# EXTRACTED DATA start

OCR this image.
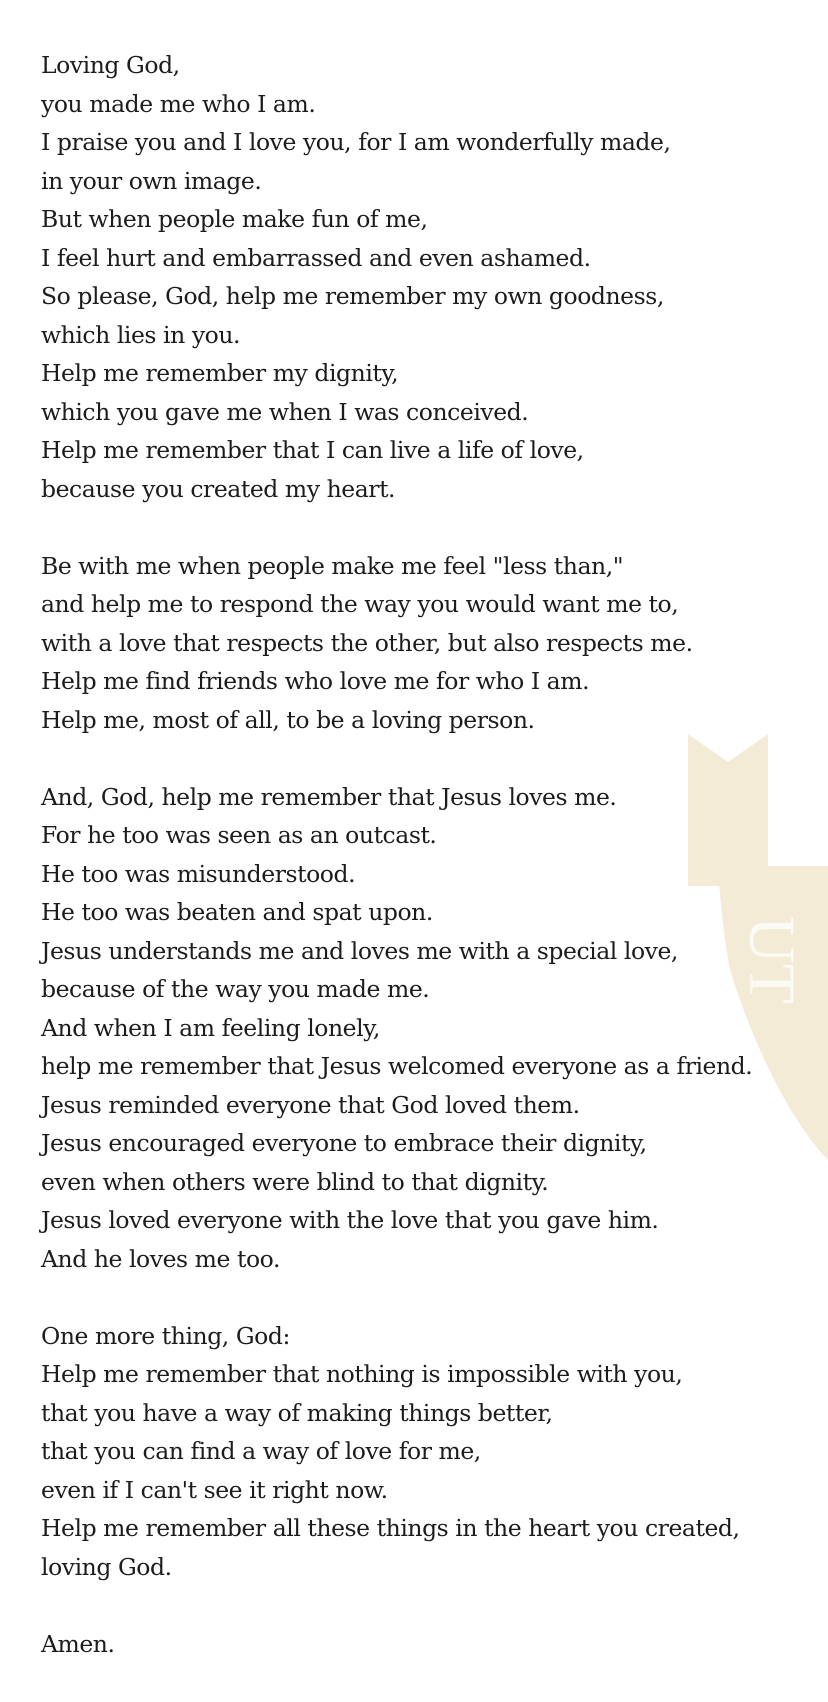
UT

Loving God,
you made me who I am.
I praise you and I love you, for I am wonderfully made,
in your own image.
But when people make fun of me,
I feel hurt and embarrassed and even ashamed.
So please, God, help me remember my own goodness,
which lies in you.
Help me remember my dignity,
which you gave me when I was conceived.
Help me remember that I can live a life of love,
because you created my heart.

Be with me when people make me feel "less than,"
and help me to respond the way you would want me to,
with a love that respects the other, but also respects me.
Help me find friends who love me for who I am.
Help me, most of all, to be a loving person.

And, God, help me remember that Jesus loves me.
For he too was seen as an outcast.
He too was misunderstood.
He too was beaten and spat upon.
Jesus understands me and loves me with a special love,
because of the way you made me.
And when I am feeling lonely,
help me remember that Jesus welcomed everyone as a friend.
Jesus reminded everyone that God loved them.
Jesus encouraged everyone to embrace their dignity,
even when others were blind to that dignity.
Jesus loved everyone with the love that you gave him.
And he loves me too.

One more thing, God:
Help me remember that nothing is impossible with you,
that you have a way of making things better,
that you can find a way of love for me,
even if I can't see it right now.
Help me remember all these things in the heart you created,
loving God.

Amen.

# EXTRACTED DATA end

SHORT TASK — Make an exact copy of all the material, but keep the pictures out of it.

FINISHED ANSWER —
OCR this image.
UT

Loving God,
you made me who I am.
I praise you and I love you, for I am wonderfully made,
in your own image.
But when people make fun of me,
I feel hurt and embarrassed and even ashamed.
So please, God, help me remember my own goodness,
which lies in you.
Help me remember my dignity,
which you gave me when I was conceived.
Help me remember that I can live a life of love,
because you created my heart.

Be with me when people make me feel "less than,"
and help me to respond the way you would want me to,
with a love that respects the other, but also respects me.
Help me find friends who love me for who I am.
Help me, most of all, to be a loving person.

And, God, help me remember that Jesus loves me.
For he too was seen as an outcast.
He too was misunderstood.
He too was beaten and spat upon.
Jesus understands me and loves me with a special love,
because of the way you made me.
And when I am feeling lonely,
help me remember that Jesus welcomed everyone as a friend.
Jesus reminded everyone that God loved them.
Jesus encouraged everyone to embrace their dignity,
even when others were blind to that dignity.
Jesus loved everyone with the love that you gave him.
And he loves me too.

One more thing, God:
Help me remember that nothing is impossible with you,
that you have a way of making things better,
that you can find a way of love for me,
even if I can't see it right now.
Help me remember all these things in the heart you created,
loving God.

Amen.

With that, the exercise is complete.